__Work required__. Lines that include the word "κέντρο" are the ones to copy.

__Given data__.
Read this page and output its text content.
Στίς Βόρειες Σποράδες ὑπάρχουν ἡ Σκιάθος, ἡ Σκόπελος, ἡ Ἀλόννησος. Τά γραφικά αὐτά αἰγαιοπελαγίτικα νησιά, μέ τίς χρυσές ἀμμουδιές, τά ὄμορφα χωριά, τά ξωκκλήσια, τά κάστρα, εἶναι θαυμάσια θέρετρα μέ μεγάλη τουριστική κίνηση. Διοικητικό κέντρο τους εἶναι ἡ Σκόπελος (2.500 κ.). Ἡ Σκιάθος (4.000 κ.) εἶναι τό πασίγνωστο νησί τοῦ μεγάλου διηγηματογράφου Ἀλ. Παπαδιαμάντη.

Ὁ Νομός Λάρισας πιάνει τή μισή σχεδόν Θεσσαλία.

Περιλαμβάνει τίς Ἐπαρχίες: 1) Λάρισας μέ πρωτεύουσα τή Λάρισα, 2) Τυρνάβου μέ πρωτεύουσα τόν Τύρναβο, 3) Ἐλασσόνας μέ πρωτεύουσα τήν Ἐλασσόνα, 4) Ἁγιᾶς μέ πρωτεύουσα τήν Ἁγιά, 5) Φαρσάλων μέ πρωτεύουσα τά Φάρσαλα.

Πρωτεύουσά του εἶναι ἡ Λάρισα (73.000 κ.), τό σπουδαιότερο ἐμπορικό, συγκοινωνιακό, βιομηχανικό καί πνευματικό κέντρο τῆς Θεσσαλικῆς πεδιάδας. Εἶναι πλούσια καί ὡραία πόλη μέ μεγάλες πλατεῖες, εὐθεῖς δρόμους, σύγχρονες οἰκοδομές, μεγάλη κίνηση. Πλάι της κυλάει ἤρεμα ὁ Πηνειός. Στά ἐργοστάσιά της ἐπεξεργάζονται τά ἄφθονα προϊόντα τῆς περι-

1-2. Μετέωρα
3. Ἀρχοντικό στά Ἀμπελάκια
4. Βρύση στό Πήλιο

__Task answer__.
Στίς Βόρειες Σποράδες ὑπάρχουν ἡ Σκιάθος, ἡ Σκόπελος, ἡ Ἀλόννησος. Τά γραφικά αὐτά αἰγαιοπελαγίτικα νησιά, μέ τίς χρυσές ἀμμουδιές, τά ὄμορφα χωριά, τά ξωκκλήσια, τά κάστρα, εἶναι θαυμάσια θέρετρα μέ μεγάλη τουριστική κίνηση. Διοικητικό κέντρο τους εἶναι ἡ Σκόπελος (2.500 κ.). Ἡ Σκιάθος (4.000 κ.) εἶναι τό πασίγνωστο νησί τοῦ μεγάλου διηγηματογράφου Ἀλ. Παπαδιαμάντη.
Πρωτεύουσά του εἶναι ἡ Λάρισα (73.000 κ.), τό σπουδαιότερο ἐμπορικό, συγκοινωνιακό, βιομηχανικό καί πνευματικό κέντρο τῆς Θεσσαλικῆς πεδιάδας. Εἶναι πλούσια καί ὡραία πόλη μέ μεγάλες πλατεῖες, εὐθεῖς δρόμους, σύγχρονες οἰκοδομές, μεγάλη κίνηση. Πλάι της κυλάει ἤρεμα ὁ Πηνειός. Στά ἐργοστάσιά της ἐπεξεργάζονται τά ἄφθονα προϊόντα τῆς περι-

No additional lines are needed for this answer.